TASK TO CARRY OUT:
Copy out every record precisely.

SOURCE DATA:

<<<<

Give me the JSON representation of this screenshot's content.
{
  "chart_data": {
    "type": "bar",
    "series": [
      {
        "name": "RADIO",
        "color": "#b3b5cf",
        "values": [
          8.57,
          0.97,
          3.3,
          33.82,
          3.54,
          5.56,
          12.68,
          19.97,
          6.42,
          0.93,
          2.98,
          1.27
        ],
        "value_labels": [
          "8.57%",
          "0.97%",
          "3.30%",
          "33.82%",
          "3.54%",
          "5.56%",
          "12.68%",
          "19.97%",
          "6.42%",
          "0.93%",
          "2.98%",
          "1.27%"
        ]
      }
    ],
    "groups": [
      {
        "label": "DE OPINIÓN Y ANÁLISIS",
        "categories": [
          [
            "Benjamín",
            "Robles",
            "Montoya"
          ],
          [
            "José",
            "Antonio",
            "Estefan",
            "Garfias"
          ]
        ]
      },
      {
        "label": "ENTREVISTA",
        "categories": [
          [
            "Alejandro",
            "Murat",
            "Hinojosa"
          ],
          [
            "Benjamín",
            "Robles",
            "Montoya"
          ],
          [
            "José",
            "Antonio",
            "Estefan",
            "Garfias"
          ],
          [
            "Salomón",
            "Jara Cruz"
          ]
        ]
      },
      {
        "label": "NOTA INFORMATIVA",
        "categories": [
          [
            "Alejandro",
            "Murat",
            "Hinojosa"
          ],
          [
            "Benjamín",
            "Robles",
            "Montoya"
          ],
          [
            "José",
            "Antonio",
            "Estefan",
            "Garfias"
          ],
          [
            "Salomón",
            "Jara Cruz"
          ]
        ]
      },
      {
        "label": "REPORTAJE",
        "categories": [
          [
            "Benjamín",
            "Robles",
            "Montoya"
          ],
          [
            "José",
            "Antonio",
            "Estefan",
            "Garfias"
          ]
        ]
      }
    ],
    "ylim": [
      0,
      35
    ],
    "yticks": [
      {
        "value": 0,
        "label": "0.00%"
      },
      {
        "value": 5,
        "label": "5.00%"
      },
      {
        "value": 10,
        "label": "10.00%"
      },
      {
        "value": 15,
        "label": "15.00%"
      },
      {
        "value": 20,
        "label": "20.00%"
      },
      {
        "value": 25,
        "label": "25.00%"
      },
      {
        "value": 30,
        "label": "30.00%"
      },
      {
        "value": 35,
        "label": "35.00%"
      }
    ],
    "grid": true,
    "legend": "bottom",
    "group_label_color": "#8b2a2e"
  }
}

>>>>

RESPONSE TO THIS TASK:
Give me the JSON representation of this screenshot's content.
{
  "chart_data": {
    "type": "bar",
    "series": [
      {
        "name": "RADIO",
        "color": "#b3b5cf",
        "values": [
          8.57,
          0.97,
          3.3,
          33.82,
          3.54,
          5.56,
          12.68,
          19.97,
          6.42,
          0.93,
          2.98,
          1.27
        ],
        "value_labels": [
          "8.57%",
          "0.97%",
          "3.30%",
          "33.82%",
          "3.54%",
          "5.56%",
          "12.68%",
          "19.97%",
          "6.42%",
          "0.93%",
          "2.98%",
          "1.27%"
        ]
      }
    ],
    "groups": [
      {
        "label": "DE OPINIÓN Y ANÁLISIS",
        "categories": [
          [
            "Benjamín",
            "Robles",
            "Montoya"
          ],
          [
            "José",
            "Antonio",
            "Estefan",
            "Garfias"
          ]
        ]
      },
      {
        "label": "ENTREVISTA",
        "categories": [
          [
            "Alejandro",
            "Murat",
            "Hinojosa"
          ],
          [
            "Benjamín",
            "Robles",
            "Montoya"
          ],
          [
            "José",
            "Antonio",
            "Estefan",
            "Garfias"
          ],
          [
            "Salomón",
            "Jara Cruz"
          ]
        ]
      },
      {
        "label": "NOTA INFORMATIVA",
        "categories": [
          [
            "Alejandro",
            "Murat",
            "Hinojosa"
          ],
          [
            "Benjamín",
            "Robles",
            "Montoya"
          ],
          [
            "José",
            "Antonio",
            "Estefan",
            "Garfias"
          ],
          [
            "Salomón",
            "Jara Cruz"
          ]
        ]
      },
      {
        "label": "REPORTAJE",
        "categories": [
          [
            "Benjamín",
            "Robles",
            "Montoya"
          ],
          [
            "José",
            "Antonio",
            "Estefan",
            "Garfias"
          ]
        ]
      }
    ],
    "ylim": [
      0,
      35
    ],
    "yticks": [
      {
        "value": 0,
        "label": "0.00%"
      },
      {
        "value": 5,
        "label": "5.00%"
      },
      {
        "value": 10,
        "label": "10.00%"
      },
      {
        "value": 15,
        "label": "15.00%"
      },
      {
        "value": 20,
        "label": "20.00%"
      },
      {
        "value": 25,
        "label": "25.00%"
      },
      {
        "value": 30,
        "label": "30.00%"
      },
      {
        "value": 35,
        "label": "35.00%"
      }
    ],
    "grid": true,
    "legend": "bottom",
    "group_label_color": "#8b2a2e"
  }
}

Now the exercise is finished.